-- EXERCISE PROMPT --
Reproduce the records below in full and without edits, omitting images.

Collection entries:
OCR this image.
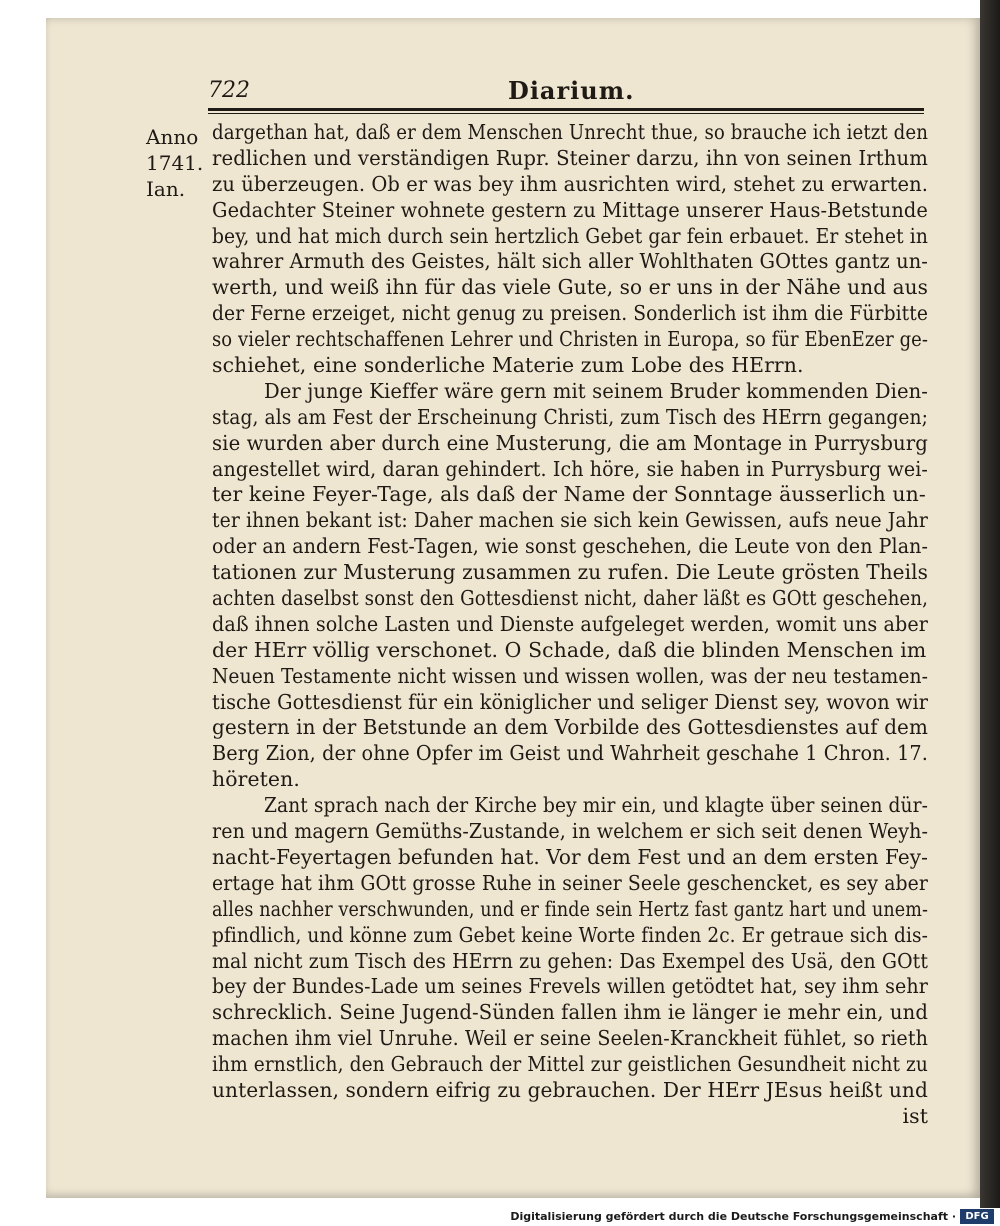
722	Diarium.
Anno
1741.
Ian.
dargethan hat, daß er dem Menschen Unrecht thue, so brauche ich ietzt den
redlichen und verständigen Rupr. Steiner darzu, ihn von seinen Irthum
zu überzeugen. Ob er was bey ihm ausrichten wird, stehet zu erwarten.
Gedachter Steiner wohnete gestern zu Mittage unserer Haus-Betstunde
bey, und hat mich durch sein hertzlich Gebet gar fein erbauet. Er stehet in
wahrer Armuth des Geistes, hält sich aller Wohlthaten GOttes gantz un-
werth, und weiß ihn für das viele Gute, so er uns in der Nähe und aus
der Ferne erzeiget, nicht genug zu preisen. Sonderlich ist ihm die Fürbitte
so vieler rechtschaffenen Lehrer und Christen in Europa, so für EbenEzer ge-
schiehet, eine sonderliche Materie zum Lobe des HErrn.
Der junge Kieffer wäre gern mit seinem Bruder kommenden Dien-
stag, als am Fest der Erscheinung Christi, zum Tisch des HErrn gegangen;
sie wurden aber durch eine Musterung, die am Montage in Purrysburg
angestellet wird, daran gehindert. Ich höre, sie haben in Purrysburg wei-
ter keine Feyer-Tage, als daß der Name der Sonntage äusserlich un-
ter ihnen bekant ist: Daher machen sie sich kein Gewissen, aufs neue Jahr
oder an andern Fest-Tagen, wie sonst geschehen, die Leute von den Plan-
tationen zur Musterung zusammen zu rufen. Die Leute grösten Theils
achten daselbst sonst den Gottesdienst nicht, daher läßt es GOtt geschehen,
daß ihnen solche Lasten und Dienste aufgeleget werden, womit uns aber
der HErr völlig verschonet. O Schade, daß die blinden Menschen im
Neuen Testamente nicht wissen und wissen wollen, was der neu testamen-
tische Gottesdienst für ein königlicher und seliger Dienst sey, wovon wir
gestern in der Betstunde an dem Vorbilde des Gottesdienstes auf dem
Berg Zion, der ohne Opfer im Geist und Wahrheit geschahe 1 Chron. 17.
höreten.
Zant sprach nach der Kirche bey mir ein, und klagte über seinen dür-
ren und magern Gemüths-Zustande, in welchem er sich seit denen Weyh-
nacht-Feyertagen befunden hat. Vor dem Fest und an dem ersten Fey-
ertage hat ihm GOtt grosse Ruhe in seiner Seele geschencket, es sey aber
alles nachher verschwunden, und er finde sein Hertz fast gantz hart und unem-
pfindlich, und könne zum Gebet keine Worte finden 2c. Er getraue sich dis-
mal nicht zum Tisch des HErrn zu gehen: Das Exempel des Usä, den GOtt
bey der Bundes-Lade um seines Frevels willen getödtet hat, sey ihm sehr
schrecklich. Seine Jugend-Sünden fallen ihm ie länger ie mehr ein, und
machen ihm viel Unruhe. Weil er seine Seelen-Kranckheit fühlet, so rieth
ihm ernstlich, den Gebrauch der Mittel zur geistlichen Gesundheit nicht zu
unterlassen, sondern eifrig zu gebrauchen. Der HErr JEsus heißt und
ist
Digitalisierung gefördert durch die Deutsche Forschungsgemeinschaft · DFG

-- THE REPLY --
OCR this image.
722	Diarium.
Anno
1741.
Ian.
dargethan hat, daß er dem Menschen Unrecht thue, so brauche ich ietzt den
redlichen und verständigen Rupr. Steiner darzu, ihn von seinen Irthum
zu überzeugen. Ob er was bey ihm ausrichten wird, stehet zu erwarten.
Gedachter Steiner wohnete gestern zu Mittage unserer Haus-Betstunde
bey, und hat mich durch sein hertzlich Gebet gar fein erbauet. Er stehet in
wahrer Armuth des Geistes, hält sich aller Wohlthaten GOttes gantz un-
werth, und weiß ihn für das viele Gute, so er uns in der Nähe und aus
der Ferne erzeiget, nicht genug zu preisen. Sonderlich ist ihm die Fürbitte
so vieler rechtschaffenen Lehrer und Christen in Europa, so für EbenEzer ge-
schiehet, eine sonderliche Materie zum Lobe des HErrn.
Der junge Kieffer wäre gern mit seinem Bruder kommenden Dien-
stag, als am Fest der Erscheinung Christi, zum Tisch des HErrn gegangen;
sie wurden aber durch eine Musterung, die am Montage in Purrysburg
angestellet wird, daran gehindert. Ich höre, sie haben in Purrysburg wei-
ter keine Feyer-Tage, als daß der Name der Sonntage äusserlich un-
ter ihnen bekant ist: Daher machen sie sich kein Gewissen, aufs neue Jahr
oder an andern Fest-Tagen, wie sonst geschehen, die Leute von den Plan-
tationen zur Musterung zusammen zu rufen. Die Leute grösten Theils
achten daselbst sonst den Gottesdienst nicht, daher läßt es GOtt geschehen,
daß ihnen solche Lasten und Dienste aufgeleget werden, womit uns aber
der HErr völlig verschonet. O Schade, daß die blinden Menschen im
Neuen Testamente nicht wissen und wissen wollen, was der neu testamen-
tische Gottesdienst für ein königlicher und seliger Dienst sey, wovon wir
gestern in der Betstunde an dem Vorbilde des Gottesdienstes auf dem
Berg Zion, der ohne Opfer im Geist und Wahrheit geschahe 1 Chron. 17.
höreten.
Zant sprach nach der Kirche bey mir ein, und klagte über seinen dür-
ren und magern Gemüths-Zustande, in welchem er sich seit denen Weyh-
nacht-Feyertagen befunden hat. Vor dem Fest und an dem ersten Fey-
ertage hat ihm GOtt grosse Ruhe in seiner Seele geschencket, es sey aber
alles nachher verschwunden, und er finde sein Hertz fast gantz hart und unem-
pfindlich, und könne zum Gebet keine Worte finden 2c. Er getraue sich dis-
mal nicht zum Tisch des HErrn zu gehen: Das Exempel des Usä, den GOtt
bey der Bundes-Lade um seines Frevels willen getödtet hat, sey ihm sehr
schrecklich. Seine Jugend-Sünden fallen ihm ie länger ie mehr ein, und
machen ihm viel Unruhe. Weil er seine Seelen-Kranckheit fühlet, so rieth
ihm ernstlich, den Gebrauch der Mittel zur geistlichen Gesundheit nicht zu
unterlassen, sondern eifrig zu gebrauchen. Der HErr JEsus heißt und
ist
Digitalisierung gefördert durch die Deutsche Forschungsgemeinschaft · DFG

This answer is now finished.